Extracted records
___

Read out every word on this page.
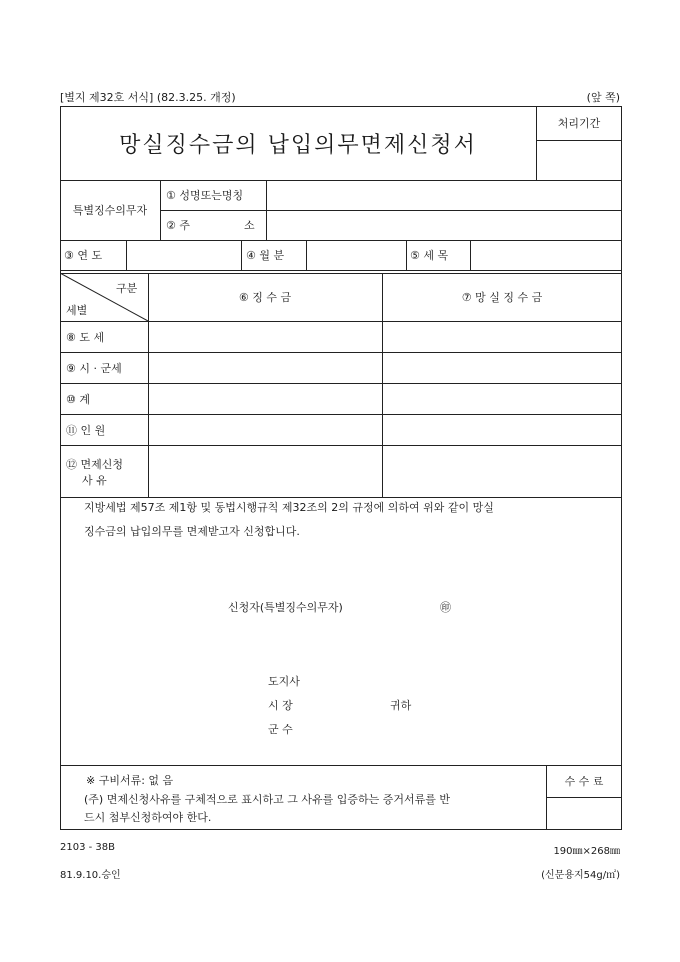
[별지 제32호 서식] (82.3.25. 개정)	(앞 쪽)
망실징수금의 납입의무면제신청서
처리기간
특별징수의무자
① 성명또는명칭
② 주	소
③ 연 도	④ 월 분	⑤ 세 목
구분
세별
⑥ 징 수 금	⑦ 망 실 징 수 금
⑧ 도 세
⑨ 시 · 군세
⑩ 계
⑪ 인 원
⑫ 면제신청
사 유
지방세법 제57조 제1항 및 동법시행규칙 제32조의 2의 규정에 의하여 위와 같이 망실
징수금의 납입의무를 면제받고자 신청합니다.
신청자(특별징수의무자)	㊞
도지사
시 장	귀하
군 수
※ 구비서류: 없 음
(주) 면제신청사유를 구체적으로 표시하고 그 사유를 입증하는 증거서류를 반
드시 첨부신청하여야 한다.
수 수 료
2103 - 38B
81.9.10.승인
190㎜×268㎜
(신문용지54g/㎡)
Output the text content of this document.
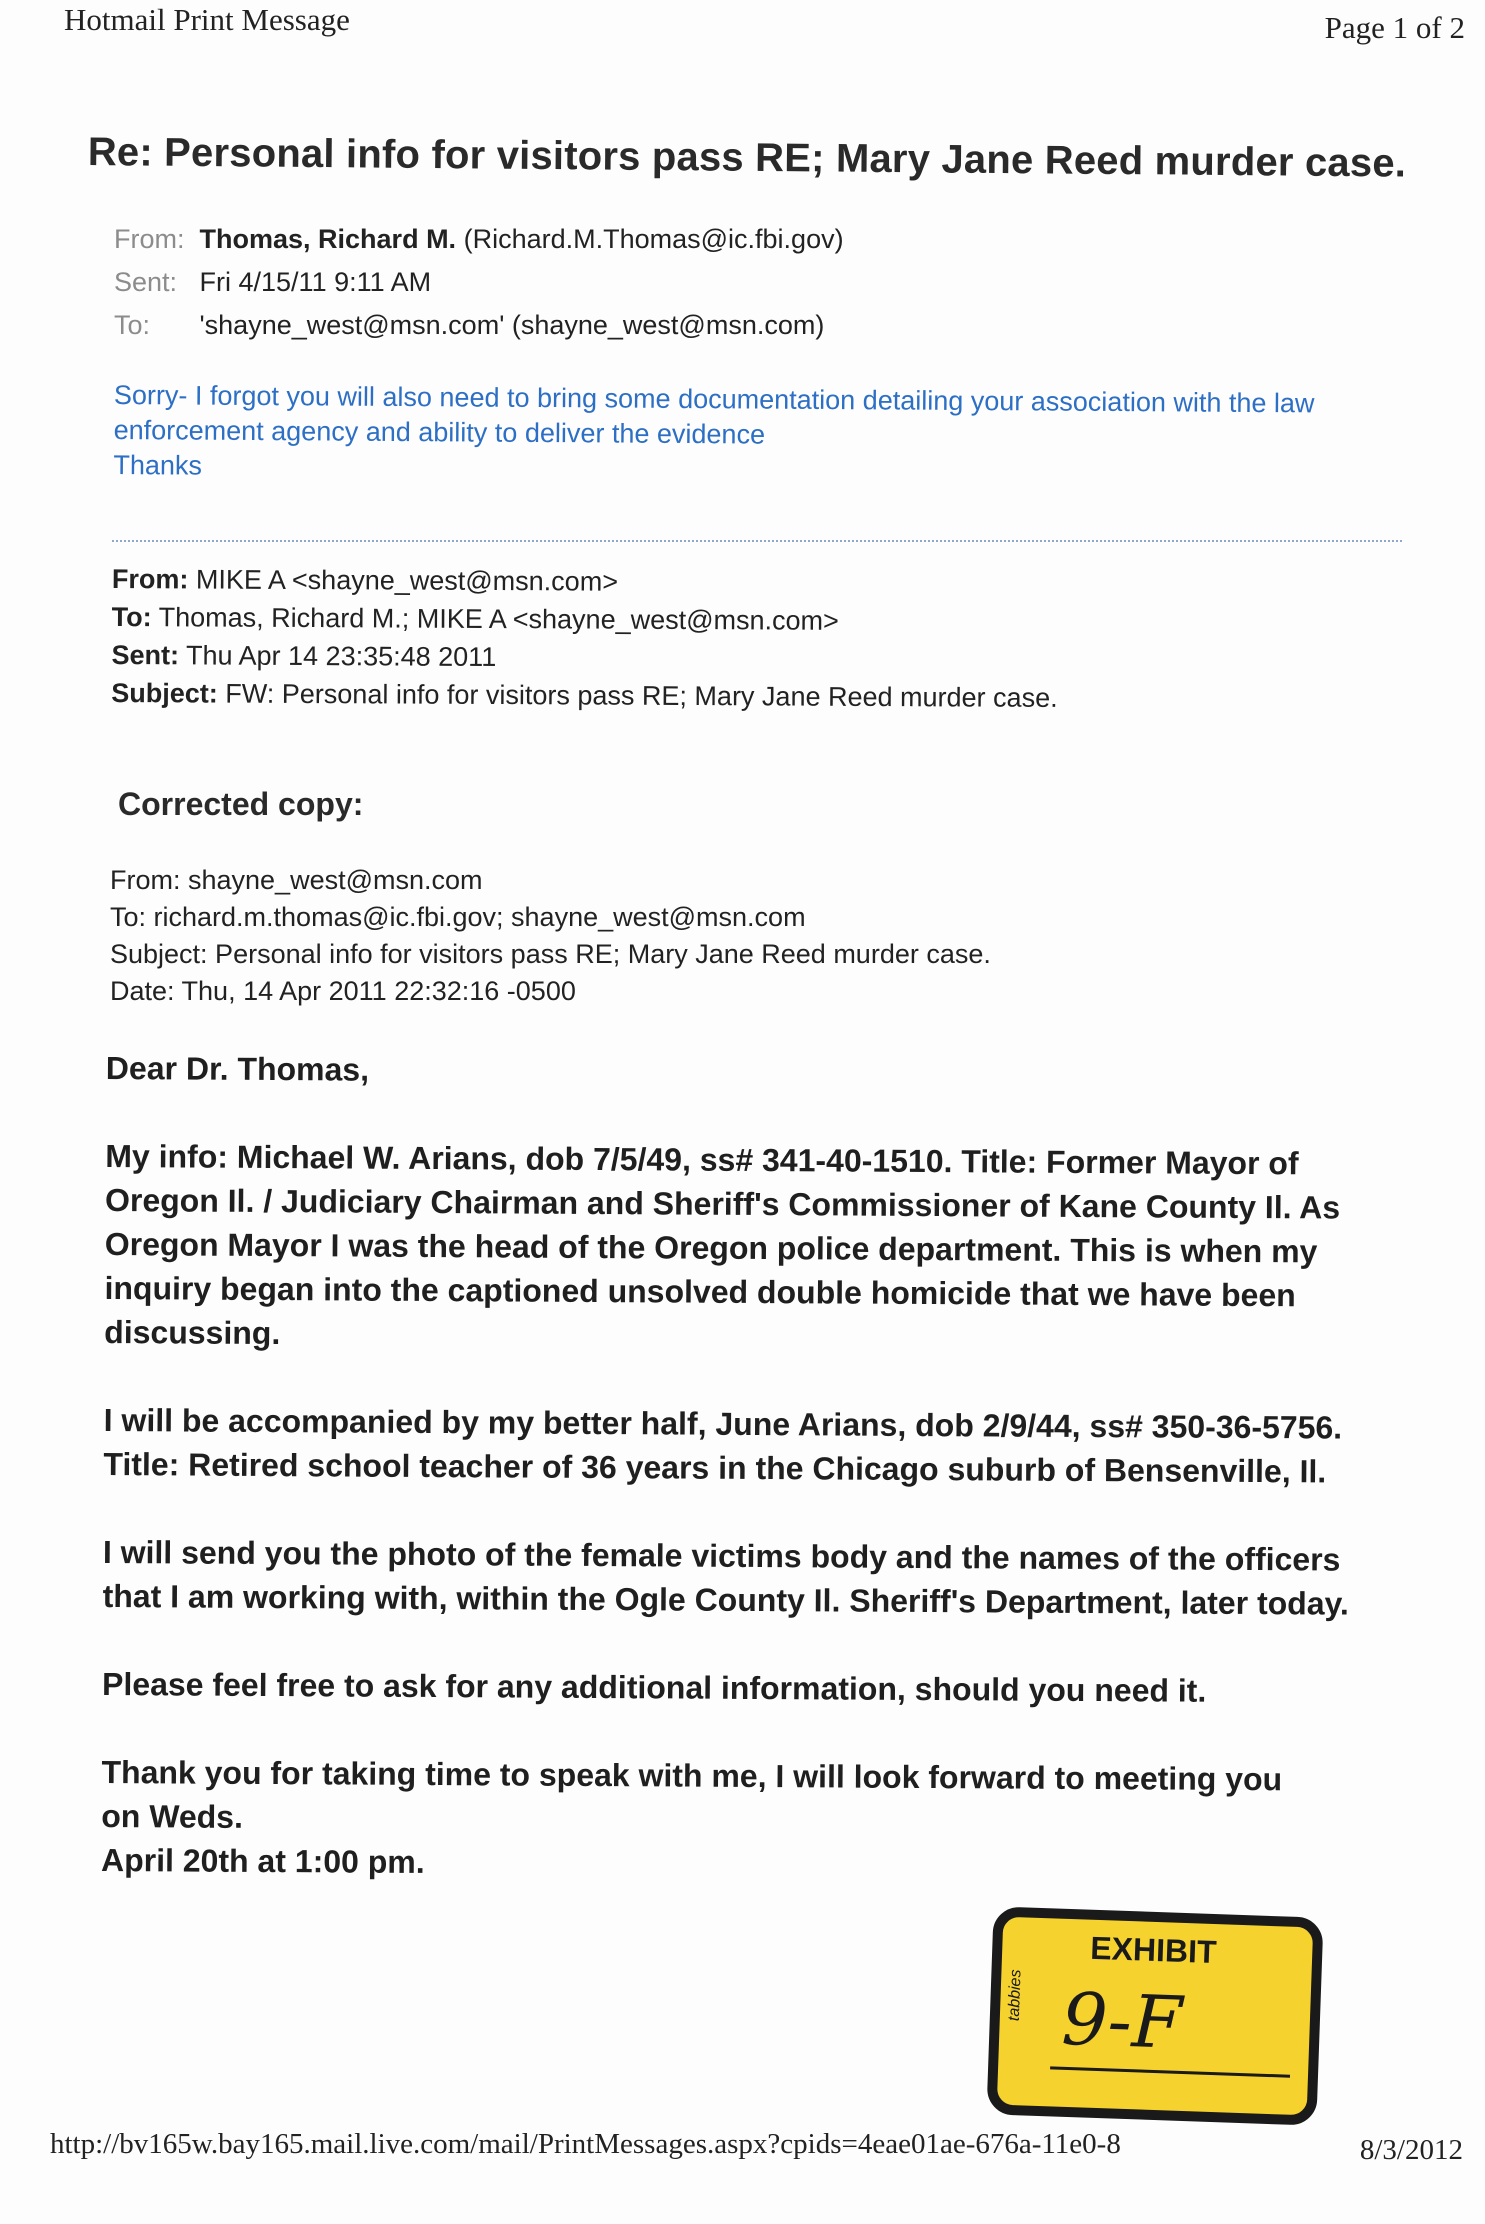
Hotmail Print Message	Page 1 of 2
Re: Personal info for visitors pass RE; Mary Jane Reed murder case.
From: Thomas, Richard M. (Richard.M.Thomas@ic.fbi.gov)
Sent: Fri 4/15/11 9:11 AM
To: 'shayne_west@msn.com' (shayne_west@msn.com)
Sorry- I forgot you will also need to bring some documentation detailing your association with the law
enforcement agency and ability to deliver the evidence
Thanks
From: MIKE A <shayne_west@msn.com>
To: Thomas, Richard M.; MIKE A <shayne_west@msn.com>
Sent: Thu Apr 14 23:35:48 2011
Subject: FW: Personal info for visitors pass RE; Mary Jane Reed murder case.
Corrected copy:
From: shayne_west@msn.com
To: richard.m.thomas@ic.fbi.gov; shayne_west@msn.com
Subject: Personal info for visitors pass RE; Mary Jane Reed murder case.
Date: Thu, 14 Apr 2011 22:32:16 -0500

Dear Dr. Thomas,

My info: Michael W. Arians, dob 7/5/49, ss# 341-40-1510. Title: Former Mayor of Oregon Il. / Judiciary Chairman and Sheriff's Commissioner of Kane County Il. As Oregon Mayor I was the head of the Oregon police department. This is when my inquiry began into the captioned unsolved double homicide that we have been discussing.

I will be accompanied by my better half, June Arians, dob 2/9/44, ss# 350-36-5756. Title: Retired school teacher of 36 years in the Chicago suburb of Bensenville, Il.

I will send you the photo of the female victims body and the names of the officers that I am working with, within the Ogle County Il. Sheriff's Department, later today.

Please feel free to ask for any additional information, should you need it.

Thank you for taking time to speak with me, I will look forward to meeting you

on Weds.

April 20th at 1:00 pm.

EXHIBIT
tabbies 9-F
http://bv165w.bay165.mail.live.com/mail/PrintMessages.aspx?cpids=4eae01ae-676a-11e0-8	8/3/2012
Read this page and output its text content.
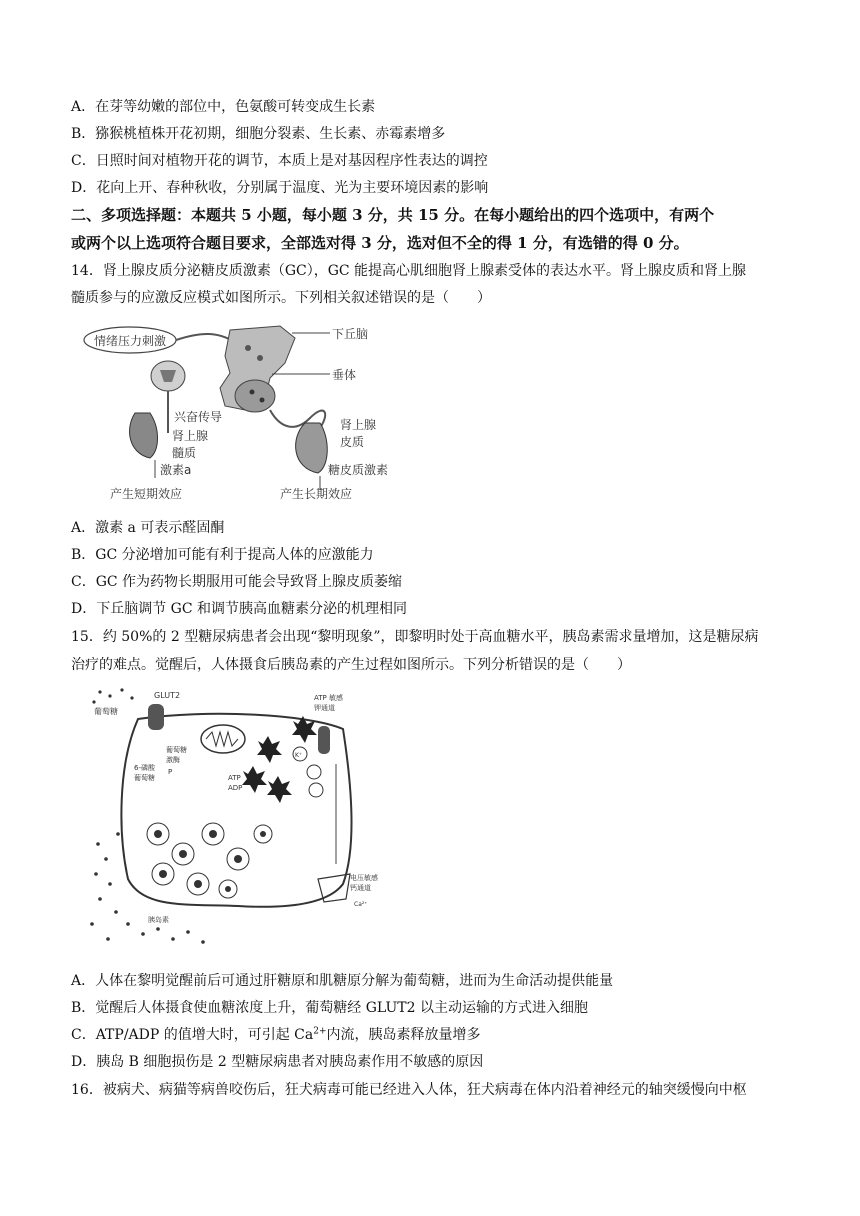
A．在芽等幼嫩的部位中，色氨酸可转变成生长素
B．猕猴桃植株开花初期，细胞分裂素、生长素、赤霉素增多
C．日照时间对植物开花的调节，本质上是对基因程序性表达的调控
D．花向上开、春种秋收，分别属于温度、光为主要环境因素的影响
二、多项选择题：本题共 5 小题，每小题 3 分，共 15 分。在每小题给出的四个选项中，有两个
或两个以上选项符合题目要求，全部选对得 3 分，选对但不全的得 1 分，有选错的得 0 分。
14．肾上腺皮质分泌糖皮质激素（GC），GC 能提高心肌细胞肾上腺素受体的表达水平。肾上腺皮质和肾上腺
髓质参与的应激反应模式如图所示。下列相关叙述错误的是（　　）
情绪压力刺激	下丘脑
垂体
兴奋传导
肾上腺
髓质
激素a
产生短期效应
肾上腺
皮质
糖皮质激素
产生长期效应
A．激素 a 可表示醛固酮
B．GC 分泌增加可能有利于提高人体的应激能力
C．GC 作为药物长期服用可能会导致肾上腺皮质萎缩
D．下丘脑调节 GC 和调节胰高血糖素分泌的机理相同
15．约 50%的 2 型糖尿病患者会出现“黎明现象”，即黎明时处于高血糖水平，胰岛素需求量增加，这是糖尿病
治疗的难点。觉醒后，人体摄食后胰岛素的产生过程如图所示。下列分析错误的是（　　）
GLUT2
葡萄糖
葡萄糖
激酶
6-磷酸
葡萄糖
P
ATP
ADP
ATP 敏感
钾通道
K⁺
电压敏感
钙通道
Ca²⁺
胰岛素
A．人体在黎明觉醒前后可通过肝糖原和肌糖原分解为葡萄糖，进而为生命活动提供能量
B．觉醒后人体摄食使血糖浓度上升，葡萄糖经 GLUT2 以主动运输的方式进入细胞
C．ATP/ADP 的值增大时，可引起 $Ca^{2+}$内流，胰岛素释放量增多
D．胰岛 B 细胞损伤是 2 型糖尿病患者对胰岛素作用不敏感的原因
16．被病犬、病猫等病兽咬伤后，狂犬病毒可能已经进入人体，狂犬病毒在体内沿着神经元的轴突缓慢向中枢
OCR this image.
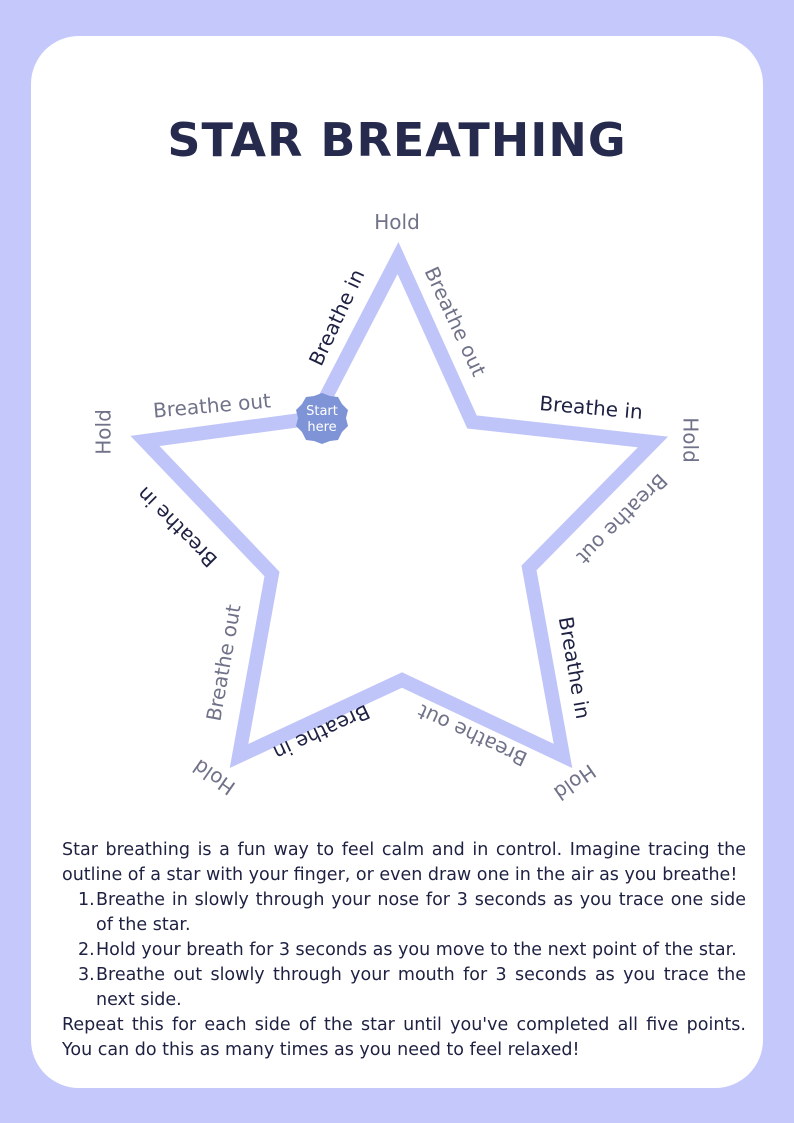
STAR BREATHING
Hold
Hold	Hold
Hold	Hold
Breathe in
Breathe in
Breathe in
Breathe in
Breathe in
Breathe out
Breathe out
Breathe out
Breathe out
Breathe out
Start
here

Star breathing is a fun way to feel calm and in control. Imagine tracing the outline of a star with your finger, or even draw one in the air as you breathe!

1. Breathe in slowly through your nose for 3 seconds as you trace one side of the star.
2. Hold your breath for 3 seconds as you move to the next point of the star.
3. Breathe out slowly through your mouth for 3 seconds as you trace the next side.

Repeat this for each side of the star until you've completed all five points. You can do this as many times as you need to feel relaxed!
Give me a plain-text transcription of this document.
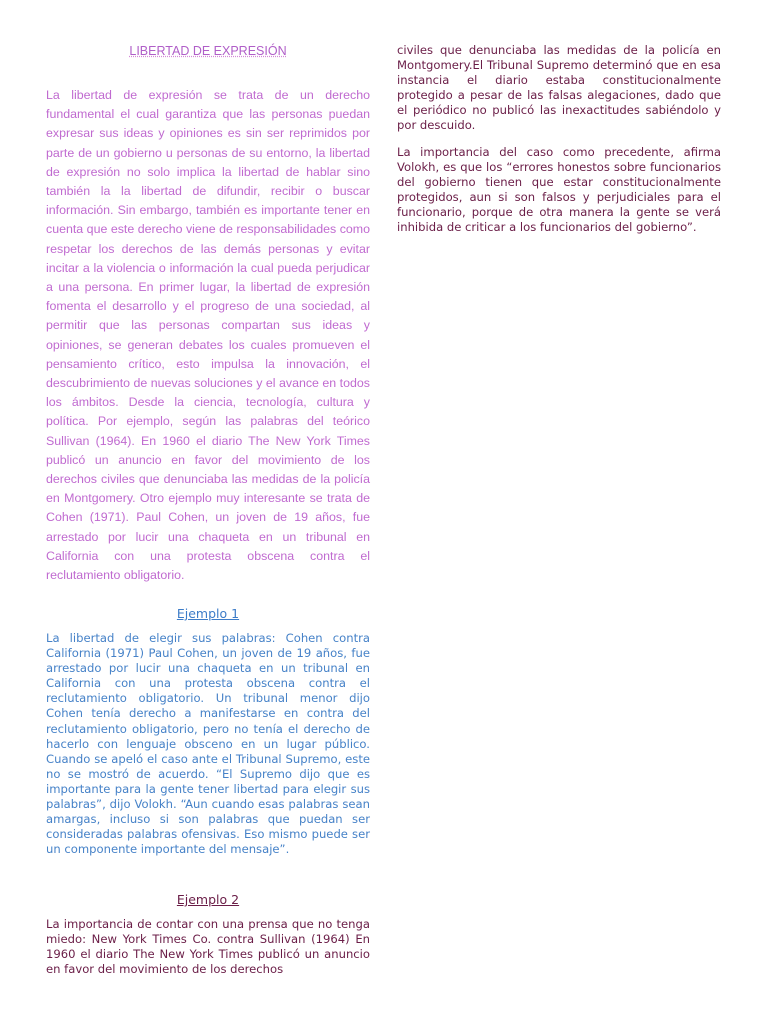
LIBERTAD DE EXPRESIÓN

La libertad de expresión se trata de un derecho fundamental el cual garantiza que las personas puedan expresar sus ideas y opiniones es sin ser reprimidos por parte de un gobierno u personas de su entorno, la libertad de expresión no solo implica la libertad de hablar sino también la la libertad de difundir, recibir o buscar información. Sin embargo, también es importante tener en cuenta que este derecho viene de responsabilidades como respetar los derechos de las demás personas y evitar incitar a la violencia o información la cual pueda perjudicar a una persona. En primer lugar, la libertad de expresión fomenta el desarrollo y el progreso de una sociedad, al permitir que las personas compartan sus ideas y opiniones, se generan debates los cuales promueven el pensamiento crítico, esto impulsa la innovación, el descubrimiento de nuevas soluciones y el avance en todos los ámbitos. Desde la ciencia, tecnología, cultura y política. Por ejemplo, según las palabras del teórico Sullivan (1964). En 1960 el diario The New York Times publicó un anuncio en favor del movimiento de los derechos civiles que denunciaba las medidas de la policía en Montgomery. Otro ejemplo muy interesante se trata de Cohen (1971). Paul Cohen, un joven de 19 años, fue arrestado por lucir una chaqueta en un tribunal en California con una protesta obscena contra el reclutamiento obligatorio.

Ejemplo 1

La libertad de elegir sus palabras: Cohen contra California (1971) Paul Cohen, un joven de 19 años, fue arrestado por lucir una chaqueta en un tribunal en California con una protesta obscena contra el reclutamiento obligatorio. Un tribunal menor dijo Cohen tenía derecho a manifestarse en contra del reclutamiento obligatorio, pero no tenía el derecho de hacerlo con lenguaje obsceno en un lugar público. Cuando se apeló el caso ante el Tribunal Supremo, este no se mostró de acuerdo. “El Supremo dijo que es importante para la gente tener libertad para elegir sus palabras”, dijo Volokh. “Aun cuando esas palabras sean amargas, incluso si son palabras que puedan ser consideradas palabras ofensivas. Eso mismo puede ser un componente importante del mensaje”.

Ejemplo 2

La importancia de contar con una prensa que no tenga miedo: New York Times Co. contra Sullivan (1964) En 1960 el diario The New York Times publicó un anuncio en favor del movimiento de los derechos

civiles que denunciaba las medidas de la policía en Montgomery.El Tribunal Supremo determinó que en esa instancia el diario estaba constitucionalmente protegido a pesar de las falsas alegaciones, dado que el periódico no publicó las inexactitudes sabiéndolo y por descuido.

La importancia del caso como precedente, afirma Volokh, es que los “errores honestos sobre funcionarios del gobierno tienen que estar constitucionalmente protegidos, aun si son falsos y perjudiciales para el funcionario, porque de otra manera la gente se verá inhibida de criticar a los funcionarios del gobierno”.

___

WORK TO BE COMPLETED
From the listing above, pick out every line containing "next".

ANSWER TO THE TASK
2. Hold your breath for 3 seconds as you move to the next point of the star.
3. Breathe out slowly through your mouth for 3 seconds as you trace the next side.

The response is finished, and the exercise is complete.